PROBLEM DETAILS - Which lines in the records below contain the word "Data"? Copy each of them.

[Collection entries]
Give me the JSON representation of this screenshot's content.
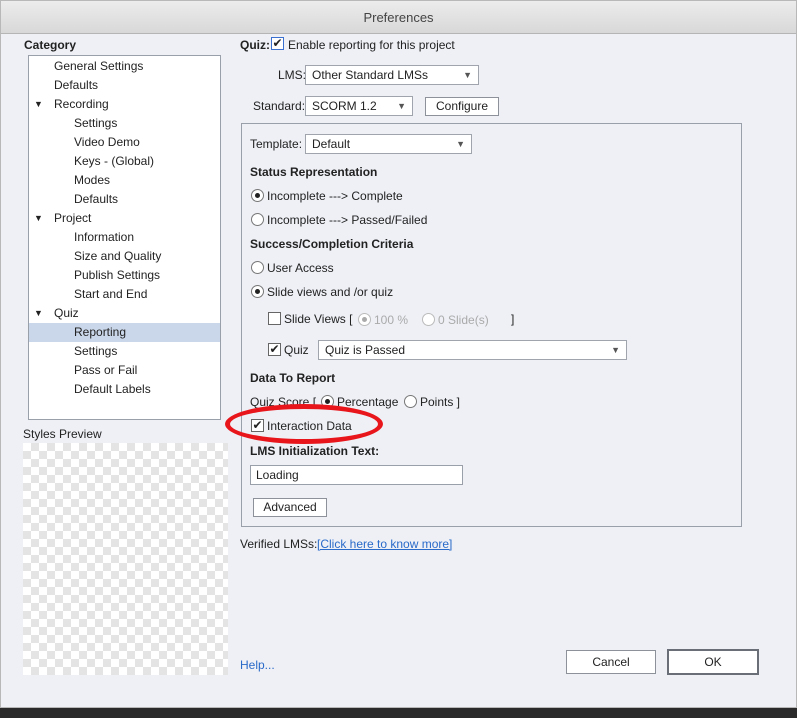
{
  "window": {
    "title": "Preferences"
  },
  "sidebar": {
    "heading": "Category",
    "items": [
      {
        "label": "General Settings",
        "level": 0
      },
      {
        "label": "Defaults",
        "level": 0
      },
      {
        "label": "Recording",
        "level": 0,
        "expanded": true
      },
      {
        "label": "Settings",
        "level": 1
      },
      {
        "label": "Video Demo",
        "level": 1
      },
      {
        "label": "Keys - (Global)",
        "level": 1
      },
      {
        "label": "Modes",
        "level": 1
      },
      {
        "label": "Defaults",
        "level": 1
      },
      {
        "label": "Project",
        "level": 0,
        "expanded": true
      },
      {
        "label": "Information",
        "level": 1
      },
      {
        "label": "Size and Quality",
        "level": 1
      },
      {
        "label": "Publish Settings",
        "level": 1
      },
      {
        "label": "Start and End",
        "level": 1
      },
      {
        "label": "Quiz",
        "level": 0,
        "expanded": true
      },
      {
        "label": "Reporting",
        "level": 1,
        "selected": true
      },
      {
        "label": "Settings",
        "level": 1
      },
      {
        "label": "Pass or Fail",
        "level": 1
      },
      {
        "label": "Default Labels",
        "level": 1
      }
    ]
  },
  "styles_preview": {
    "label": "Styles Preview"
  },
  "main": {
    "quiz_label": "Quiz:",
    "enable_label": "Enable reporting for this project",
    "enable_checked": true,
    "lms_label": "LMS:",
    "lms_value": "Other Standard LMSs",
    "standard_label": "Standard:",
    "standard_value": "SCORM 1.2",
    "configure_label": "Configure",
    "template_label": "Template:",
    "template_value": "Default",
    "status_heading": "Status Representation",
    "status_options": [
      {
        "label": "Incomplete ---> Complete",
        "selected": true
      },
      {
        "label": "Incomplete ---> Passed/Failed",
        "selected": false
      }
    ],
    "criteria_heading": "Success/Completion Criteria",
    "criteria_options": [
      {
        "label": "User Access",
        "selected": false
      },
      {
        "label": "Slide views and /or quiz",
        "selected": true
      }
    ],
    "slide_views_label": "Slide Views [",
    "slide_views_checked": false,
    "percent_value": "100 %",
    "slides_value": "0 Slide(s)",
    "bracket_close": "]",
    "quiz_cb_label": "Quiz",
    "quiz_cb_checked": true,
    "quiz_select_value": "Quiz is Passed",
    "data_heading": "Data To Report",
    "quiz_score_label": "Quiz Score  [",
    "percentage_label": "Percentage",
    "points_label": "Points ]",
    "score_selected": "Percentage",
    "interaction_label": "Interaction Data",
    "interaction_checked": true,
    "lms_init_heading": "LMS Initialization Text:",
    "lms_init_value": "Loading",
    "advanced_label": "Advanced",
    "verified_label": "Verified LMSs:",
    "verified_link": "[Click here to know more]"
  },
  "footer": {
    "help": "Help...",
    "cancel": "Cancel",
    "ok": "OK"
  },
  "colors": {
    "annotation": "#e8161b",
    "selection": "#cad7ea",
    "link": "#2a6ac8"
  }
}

* * *

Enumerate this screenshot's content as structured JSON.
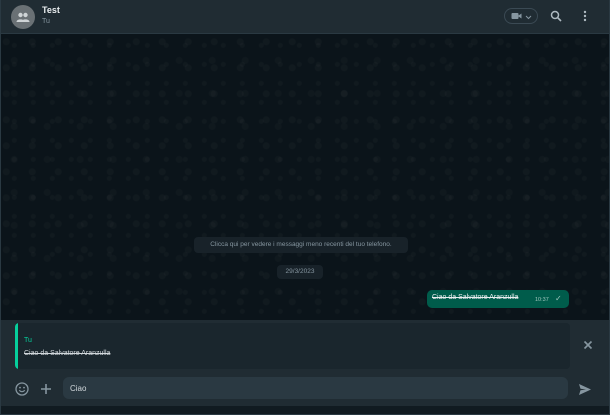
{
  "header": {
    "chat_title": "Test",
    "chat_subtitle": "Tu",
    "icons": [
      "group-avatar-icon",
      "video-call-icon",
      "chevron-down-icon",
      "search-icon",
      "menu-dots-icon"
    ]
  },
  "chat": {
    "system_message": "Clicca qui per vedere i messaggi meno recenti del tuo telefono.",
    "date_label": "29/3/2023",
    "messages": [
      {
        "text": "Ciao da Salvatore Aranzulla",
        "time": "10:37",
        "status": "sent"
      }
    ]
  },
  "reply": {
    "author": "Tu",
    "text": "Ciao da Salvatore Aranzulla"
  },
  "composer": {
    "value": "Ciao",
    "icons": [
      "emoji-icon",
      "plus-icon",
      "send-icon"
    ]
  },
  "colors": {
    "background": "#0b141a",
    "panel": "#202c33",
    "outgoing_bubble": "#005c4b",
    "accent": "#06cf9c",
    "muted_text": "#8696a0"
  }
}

FULL SOLUTION -
    "data_heading": "Data To Report",
    "interaction_label": "Interaction Data",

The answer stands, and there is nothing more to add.